#### STORED ROWS
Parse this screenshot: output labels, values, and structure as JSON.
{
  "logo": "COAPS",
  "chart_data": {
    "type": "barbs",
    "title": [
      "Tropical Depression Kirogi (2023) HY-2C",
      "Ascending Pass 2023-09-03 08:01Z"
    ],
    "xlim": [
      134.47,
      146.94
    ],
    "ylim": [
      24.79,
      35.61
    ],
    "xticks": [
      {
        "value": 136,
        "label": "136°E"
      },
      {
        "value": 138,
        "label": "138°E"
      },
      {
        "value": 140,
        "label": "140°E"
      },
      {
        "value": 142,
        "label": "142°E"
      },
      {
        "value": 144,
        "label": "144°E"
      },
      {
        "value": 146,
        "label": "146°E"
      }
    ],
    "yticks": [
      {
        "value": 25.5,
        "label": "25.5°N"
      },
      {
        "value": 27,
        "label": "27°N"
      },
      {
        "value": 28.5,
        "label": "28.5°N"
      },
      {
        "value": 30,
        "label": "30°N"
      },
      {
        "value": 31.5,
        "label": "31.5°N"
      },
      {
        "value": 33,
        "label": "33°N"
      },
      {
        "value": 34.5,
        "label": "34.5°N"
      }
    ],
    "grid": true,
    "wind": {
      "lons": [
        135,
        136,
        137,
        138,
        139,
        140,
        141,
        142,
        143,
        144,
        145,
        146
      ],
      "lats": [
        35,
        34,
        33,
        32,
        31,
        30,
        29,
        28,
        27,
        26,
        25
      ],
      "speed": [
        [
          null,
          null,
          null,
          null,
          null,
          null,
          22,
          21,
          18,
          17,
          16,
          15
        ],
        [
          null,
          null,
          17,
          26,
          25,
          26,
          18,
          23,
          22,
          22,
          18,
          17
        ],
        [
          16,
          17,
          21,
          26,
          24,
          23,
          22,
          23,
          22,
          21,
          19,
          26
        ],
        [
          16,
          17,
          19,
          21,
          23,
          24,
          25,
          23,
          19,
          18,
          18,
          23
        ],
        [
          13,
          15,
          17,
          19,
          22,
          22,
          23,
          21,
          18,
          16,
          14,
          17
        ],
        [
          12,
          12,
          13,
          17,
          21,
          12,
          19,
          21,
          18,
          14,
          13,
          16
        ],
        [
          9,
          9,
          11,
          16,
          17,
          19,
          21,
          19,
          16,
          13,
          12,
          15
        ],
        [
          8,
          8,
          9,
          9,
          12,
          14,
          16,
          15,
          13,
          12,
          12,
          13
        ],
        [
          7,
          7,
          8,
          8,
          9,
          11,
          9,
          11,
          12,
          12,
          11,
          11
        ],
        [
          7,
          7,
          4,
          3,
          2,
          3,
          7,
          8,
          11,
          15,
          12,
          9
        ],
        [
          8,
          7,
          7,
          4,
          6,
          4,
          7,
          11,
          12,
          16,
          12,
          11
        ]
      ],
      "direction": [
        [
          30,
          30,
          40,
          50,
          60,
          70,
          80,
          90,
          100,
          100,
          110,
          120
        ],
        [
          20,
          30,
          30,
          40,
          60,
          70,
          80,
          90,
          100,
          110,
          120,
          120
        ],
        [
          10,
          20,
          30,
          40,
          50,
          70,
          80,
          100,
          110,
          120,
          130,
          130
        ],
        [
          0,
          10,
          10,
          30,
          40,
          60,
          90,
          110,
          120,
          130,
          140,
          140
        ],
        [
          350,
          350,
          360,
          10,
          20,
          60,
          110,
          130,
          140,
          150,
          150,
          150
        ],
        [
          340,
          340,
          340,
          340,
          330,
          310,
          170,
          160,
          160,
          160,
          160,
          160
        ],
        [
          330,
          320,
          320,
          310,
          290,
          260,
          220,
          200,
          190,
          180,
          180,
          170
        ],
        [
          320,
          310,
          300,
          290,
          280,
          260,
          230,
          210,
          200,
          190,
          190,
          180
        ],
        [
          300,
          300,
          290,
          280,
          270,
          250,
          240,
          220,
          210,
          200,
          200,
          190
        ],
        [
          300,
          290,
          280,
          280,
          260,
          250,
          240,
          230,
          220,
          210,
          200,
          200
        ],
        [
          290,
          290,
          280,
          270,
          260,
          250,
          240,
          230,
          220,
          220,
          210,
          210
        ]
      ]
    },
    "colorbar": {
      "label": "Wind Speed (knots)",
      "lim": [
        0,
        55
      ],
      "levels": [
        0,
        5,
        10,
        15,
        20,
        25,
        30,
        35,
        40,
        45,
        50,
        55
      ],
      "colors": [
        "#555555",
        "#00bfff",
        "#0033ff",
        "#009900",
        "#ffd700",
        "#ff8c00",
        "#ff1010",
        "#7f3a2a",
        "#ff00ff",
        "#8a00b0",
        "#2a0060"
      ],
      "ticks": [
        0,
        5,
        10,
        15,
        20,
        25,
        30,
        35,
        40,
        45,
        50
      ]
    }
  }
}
########
Reproduce the entries above in full, verbatim.

Parse this screenshot: output labels, values, and structure as JSON.
{
  "logo": "COAPS",
  "chart_data": {
    "type": "barbs",
    "title": [
      "Tropical Depression Kirogi (2023) HY-2C",
      "Ascending Pass 2023-09-03 08:01Z"
    ],
    "xlim": [
      134.47,
      146.94
    ],
    "ylim": [
      24.79,
      35.61
    ],
    "xticks": [
      {
        "value": 136,
        "label": "136°E"
      },
      {
        "value": 138,
        "label": "138°E"
      },
      {
        "value": 140,
        "label": "140°E"
      },
      {
        "value": 142,
        "label": "142°E"
      },
      {
        "value": 144,
        "label": "144°E"
      },
      {
        "value": 146,
        "label": "146°E"
      }
    ],
    "yticks": [
      {
        "value": 25.5,
        "label": "25.5°N"
      },
      {
        "value": 27,
        "label": "27°N"
      },
      {
        "value": 28.5,
        "label": "28.5°N"
      },
      {
        "value": 30,
        "label": "30°N"
      },
      {
        "value": 31.5,
        "label": "31.5°N"
      },
      {
        "value": 33,
        "label": "33°N"
      },
      {
        "value": 34.5,
        "label": "34.5°N"
      }
    ],
    "grid": true,
    "wind": {
      "lons": [
        135,
        136,
        137,
        138,
        139,
        140,
        141,
        142,
        143,
        144,
        145,
        146
      ],
      "lats": [
        35,
        34,
        33,
        32,
        31,
        30,
        29,
        28,
        27,
        26,
        25
      ],
      "speed": [
        [
          null,
          null,
          null,
          null,
          null,
          null,
          22,
          21,
          18,
          17,
          16,
          15
        ],
        [
          null,
          null,
          17,
          26,
          25,
          26,
          18,
          23,
          22,
          22,
          18,
          17
        ],
        [
          16,
          17,
          21,
          26,
          24,
          23,
          22,
          23,
          22,
          21,
          19,
          26
        ],
        [
          16,
          17,
          19,
          21,
          23,
          24,
          25,
          23,
          19,
          18,
          18,
          23
        ],
        [
          13,
          15,
          17,
          19,
          22,
          22,
          23,
          21,
          18,
          16,
          14,
          17
        ],
        [
          12,
          12,
          13,
          17,
          21,
          12,
          19,
          21,
          18,
          14,
          13,
          16
        ],
        [
          9,
          9,
          11,
          16,
          17,
          19,
          21,
          19,
          16,
          13,
          12,
          15
        ],
        [
          8,
          8,
          9,
          9,
          12,
          14,
          16,
          15,
          13,
          12,
          12,
          13
        ],
        [
          7,
          7,
          8,
          8,
          9,
          11,
          9,
          11,
          12,
          12,
          11,
          11
        ],
        [
          7,
          7,
          4,
          3,
          2,
          3,
          7,
          8,
          11,
          15,
          12,
          9
        ],
        [
          8,
          7,
          7,
          4,
          6,
          4,
          7,
          11,
          12,
          16,
          12,
          11
        ]
      ],
      "direction": [
        [
          30,
          30,
          40,
          50,
          60,
          70,
          80,
          90,
          100,
          100,
          110,
          120
        ],
        [
          20,
          30,
          30,
          40,
          60,
          70,
          80,
          90,
          100,
          110,
          120,
          120
        ],
        [
          10,
          20,
          30,
          40,
          50,
          70,
          80,
          100,
          110,
          120,
          130,
          130
        ],
        [
          0,
          10,
          10,
          30,
          40,
          60,
          90,
          110,
          120,
          130,
          140,
          140
        ],
        [
          350,
          350,
          360,
          10,
          20,
          60,
          110,
          130,
          140,
          150,
          150,
          150
        ],
        [
          340,
          340,
          340,
          340,
          330,
          310,
          170,
          160,
          160,
          160,
          160,
          160
        ],
        [
          330,
          320,
          320,
          310,
          290,
          260,
          220,
          200,
          190,
          180,
          180,
          170
        ],
        [
          320,
          310,
          300,
          290,
          280,
          260,
          230,
          210,
          200,
          190,
          190,
          180
        ],
        [
          300,
          300,
          290,
          280,
          270,
          250,
          240,
          220,
          210,
          200,
          200,
          190
        ],
        [
          300,
          290,
          280,
          280,
          260,
          250,
          240,
          230,
          220,
          210,
          200,
          200
        ],
        [
          290,
          290,
          280,
          270,
          260,
          250,
          240,
          230,
          220,
          220,
          210,
          210
        ]
      ]
    },
    "colorbar": {
      "label": "Wind Speed (knots)",
      "lim": [
        0,
        55
      ],
      "levels": [
        0,
        5,
        10,
        15,
        20,
        25,
        30,
        35,
        40,
        45,
        50,
        55
      ],
      "colors": [
        "#555555",
        "#00bfff",
        "#0033ff",
        "#009900",
        "#ffd700",
        "#ff8c00",
        "#ff1010",
        "#7f3a2a",
        "#ff00ff",
        "#8a00b0",
        "#2a0060"
      ],
      "ticks": [
        0,
        5,
        10,
        15,
        20,
        25,
        30,
        35,
        40,
        45,
        50
      ]
    }
  }
}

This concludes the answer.